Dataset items
###
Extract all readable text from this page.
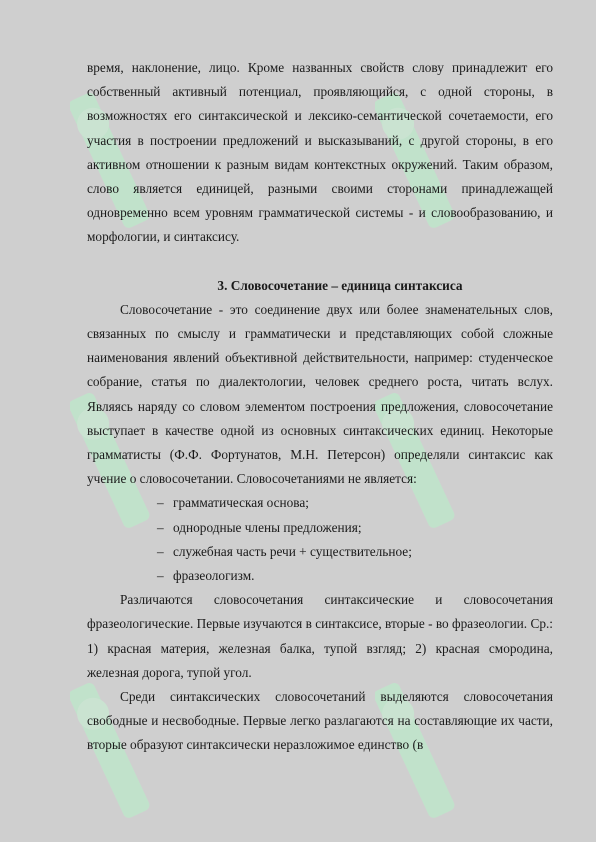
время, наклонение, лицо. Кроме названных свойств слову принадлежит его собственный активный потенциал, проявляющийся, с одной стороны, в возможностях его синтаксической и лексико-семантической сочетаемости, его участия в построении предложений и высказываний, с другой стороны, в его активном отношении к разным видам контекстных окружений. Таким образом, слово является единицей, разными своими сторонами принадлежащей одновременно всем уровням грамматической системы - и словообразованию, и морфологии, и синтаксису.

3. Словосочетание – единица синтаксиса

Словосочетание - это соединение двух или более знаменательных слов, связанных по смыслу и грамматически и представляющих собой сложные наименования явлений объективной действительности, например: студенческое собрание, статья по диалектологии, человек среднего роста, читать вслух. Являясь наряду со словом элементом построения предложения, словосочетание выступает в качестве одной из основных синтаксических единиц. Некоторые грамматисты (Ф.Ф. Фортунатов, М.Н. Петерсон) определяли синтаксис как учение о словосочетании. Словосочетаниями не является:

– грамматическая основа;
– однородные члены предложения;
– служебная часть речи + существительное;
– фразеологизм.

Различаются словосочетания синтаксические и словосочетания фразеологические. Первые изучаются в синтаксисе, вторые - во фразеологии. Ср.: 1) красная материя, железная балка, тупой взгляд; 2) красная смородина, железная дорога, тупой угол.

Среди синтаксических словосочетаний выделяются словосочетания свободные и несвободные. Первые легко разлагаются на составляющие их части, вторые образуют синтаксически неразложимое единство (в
###
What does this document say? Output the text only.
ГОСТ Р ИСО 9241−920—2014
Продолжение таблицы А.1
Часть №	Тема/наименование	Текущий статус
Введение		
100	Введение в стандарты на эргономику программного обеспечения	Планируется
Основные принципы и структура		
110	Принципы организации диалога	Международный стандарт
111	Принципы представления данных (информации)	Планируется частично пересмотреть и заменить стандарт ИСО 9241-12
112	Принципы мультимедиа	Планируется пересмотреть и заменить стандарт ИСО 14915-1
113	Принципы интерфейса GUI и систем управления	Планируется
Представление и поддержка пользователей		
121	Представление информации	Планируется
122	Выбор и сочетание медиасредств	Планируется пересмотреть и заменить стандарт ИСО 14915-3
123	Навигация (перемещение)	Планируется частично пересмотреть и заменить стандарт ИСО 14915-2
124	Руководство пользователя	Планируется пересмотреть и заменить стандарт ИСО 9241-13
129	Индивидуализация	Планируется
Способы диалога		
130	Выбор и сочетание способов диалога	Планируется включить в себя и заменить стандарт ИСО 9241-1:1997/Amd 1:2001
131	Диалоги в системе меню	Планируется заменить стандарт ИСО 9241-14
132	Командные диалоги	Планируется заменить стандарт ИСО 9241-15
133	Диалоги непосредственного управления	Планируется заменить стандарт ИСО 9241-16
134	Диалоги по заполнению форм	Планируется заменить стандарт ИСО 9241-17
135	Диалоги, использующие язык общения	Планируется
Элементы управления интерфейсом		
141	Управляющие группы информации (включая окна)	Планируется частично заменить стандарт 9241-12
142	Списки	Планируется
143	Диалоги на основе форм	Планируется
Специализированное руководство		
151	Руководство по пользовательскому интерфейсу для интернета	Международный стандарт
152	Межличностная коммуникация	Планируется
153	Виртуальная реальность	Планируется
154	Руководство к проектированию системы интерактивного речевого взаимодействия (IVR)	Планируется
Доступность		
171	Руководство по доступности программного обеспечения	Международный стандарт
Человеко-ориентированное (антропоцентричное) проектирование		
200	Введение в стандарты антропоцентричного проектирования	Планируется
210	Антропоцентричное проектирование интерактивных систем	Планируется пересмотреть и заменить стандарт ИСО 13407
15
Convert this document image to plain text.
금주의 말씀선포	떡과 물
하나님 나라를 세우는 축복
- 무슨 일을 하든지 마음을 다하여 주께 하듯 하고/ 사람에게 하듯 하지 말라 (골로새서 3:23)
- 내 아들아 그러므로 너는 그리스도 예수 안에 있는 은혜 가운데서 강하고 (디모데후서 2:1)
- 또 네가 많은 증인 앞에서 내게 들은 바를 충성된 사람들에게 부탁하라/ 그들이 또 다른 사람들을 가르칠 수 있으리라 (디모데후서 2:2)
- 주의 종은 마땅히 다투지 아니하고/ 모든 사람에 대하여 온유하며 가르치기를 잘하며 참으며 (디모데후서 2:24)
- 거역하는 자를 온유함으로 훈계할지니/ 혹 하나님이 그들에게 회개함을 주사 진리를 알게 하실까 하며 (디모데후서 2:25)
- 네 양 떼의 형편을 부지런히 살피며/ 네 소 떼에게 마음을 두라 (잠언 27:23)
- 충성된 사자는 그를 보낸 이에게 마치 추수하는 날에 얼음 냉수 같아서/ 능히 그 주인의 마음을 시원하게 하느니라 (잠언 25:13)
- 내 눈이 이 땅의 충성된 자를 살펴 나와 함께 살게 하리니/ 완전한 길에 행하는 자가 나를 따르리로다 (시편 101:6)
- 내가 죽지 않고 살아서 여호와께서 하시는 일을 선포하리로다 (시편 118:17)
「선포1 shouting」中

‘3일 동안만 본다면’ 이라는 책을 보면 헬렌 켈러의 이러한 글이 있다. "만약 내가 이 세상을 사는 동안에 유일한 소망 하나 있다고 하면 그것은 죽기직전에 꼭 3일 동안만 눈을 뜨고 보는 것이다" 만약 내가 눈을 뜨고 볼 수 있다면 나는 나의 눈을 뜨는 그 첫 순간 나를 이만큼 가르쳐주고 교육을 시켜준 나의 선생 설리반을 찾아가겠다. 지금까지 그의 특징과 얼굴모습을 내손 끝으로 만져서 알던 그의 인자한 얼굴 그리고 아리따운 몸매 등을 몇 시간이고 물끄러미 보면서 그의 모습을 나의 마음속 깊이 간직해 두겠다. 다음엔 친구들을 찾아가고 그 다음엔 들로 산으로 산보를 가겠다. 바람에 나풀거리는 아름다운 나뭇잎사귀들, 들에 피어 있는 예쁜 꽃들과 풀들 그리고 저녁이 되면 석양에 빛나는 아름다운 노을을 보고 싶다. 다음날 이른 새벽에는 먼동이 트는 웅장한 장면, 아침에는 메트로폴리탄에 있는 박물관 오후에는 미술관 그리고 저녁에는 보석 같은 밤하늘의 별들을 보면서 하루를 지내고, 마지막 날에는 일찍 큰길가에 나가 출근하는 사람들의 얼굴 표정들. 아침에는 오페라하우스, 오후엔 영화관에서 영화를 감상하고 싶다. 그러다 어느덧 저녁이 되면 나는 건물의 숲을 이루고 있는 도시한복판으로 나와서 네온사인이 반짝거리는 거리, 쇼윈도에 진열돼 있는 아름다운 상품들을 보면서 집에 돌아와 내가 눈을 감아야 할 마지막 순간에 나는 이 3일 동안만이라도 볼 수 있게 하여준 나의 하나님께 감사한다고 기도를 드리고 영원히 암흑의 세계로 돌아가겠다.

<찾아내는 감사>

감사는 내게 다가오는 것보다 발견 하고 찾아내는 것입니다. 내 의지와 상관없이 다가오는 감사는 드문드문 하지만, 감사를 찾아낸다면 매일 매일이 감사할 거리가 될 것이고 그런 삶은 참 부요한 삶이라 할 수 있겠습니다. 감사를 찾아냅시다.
###
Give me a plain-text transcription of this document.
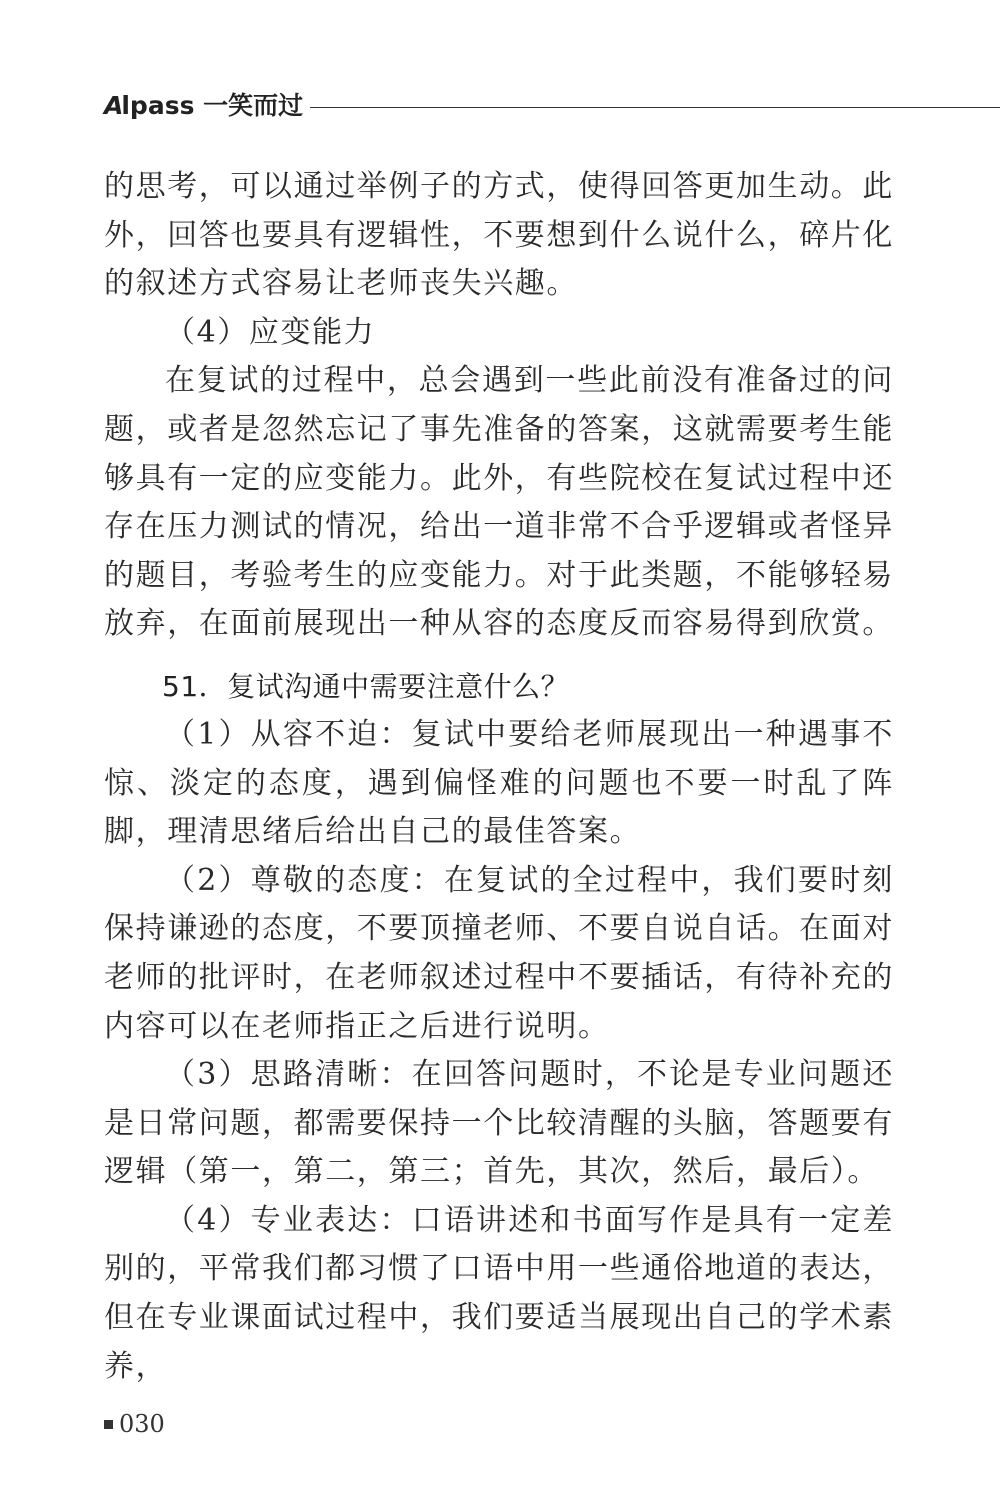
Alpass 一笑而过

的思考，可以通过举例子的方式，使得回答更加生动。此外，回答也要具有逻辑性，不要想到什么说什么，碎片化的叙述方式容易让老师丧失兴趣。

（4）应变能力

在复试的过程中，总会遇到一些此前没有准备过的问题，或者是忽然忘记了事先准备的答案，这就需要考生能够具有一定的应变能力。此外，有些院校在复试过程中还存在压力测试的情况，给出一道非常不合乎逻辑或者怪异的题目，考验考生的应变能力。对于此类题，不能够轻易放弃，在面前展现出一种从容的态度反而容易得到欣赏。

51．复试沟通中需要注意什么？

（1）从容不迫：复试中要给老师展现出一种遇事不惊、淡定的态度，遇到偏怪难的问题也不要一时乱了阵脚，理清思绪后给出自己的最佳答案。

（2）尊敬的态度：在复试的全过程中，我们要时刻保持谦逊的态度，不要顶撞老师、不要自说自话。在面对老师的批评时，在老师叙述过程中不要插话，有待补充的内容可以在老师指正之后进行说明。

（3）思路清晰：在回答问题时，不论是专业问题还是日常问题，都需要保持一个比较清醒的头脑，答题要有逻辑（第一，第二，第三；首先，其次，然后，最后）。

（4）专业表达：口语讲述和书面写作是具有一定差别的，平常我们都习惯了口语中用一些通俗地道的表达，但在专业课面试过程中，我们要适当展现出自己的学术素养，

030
###
**YOUR GOAL**
Exactly how many lines of the listing above contain the string "plain"? Give no more than the number.

**RESPONSE BELOW**
2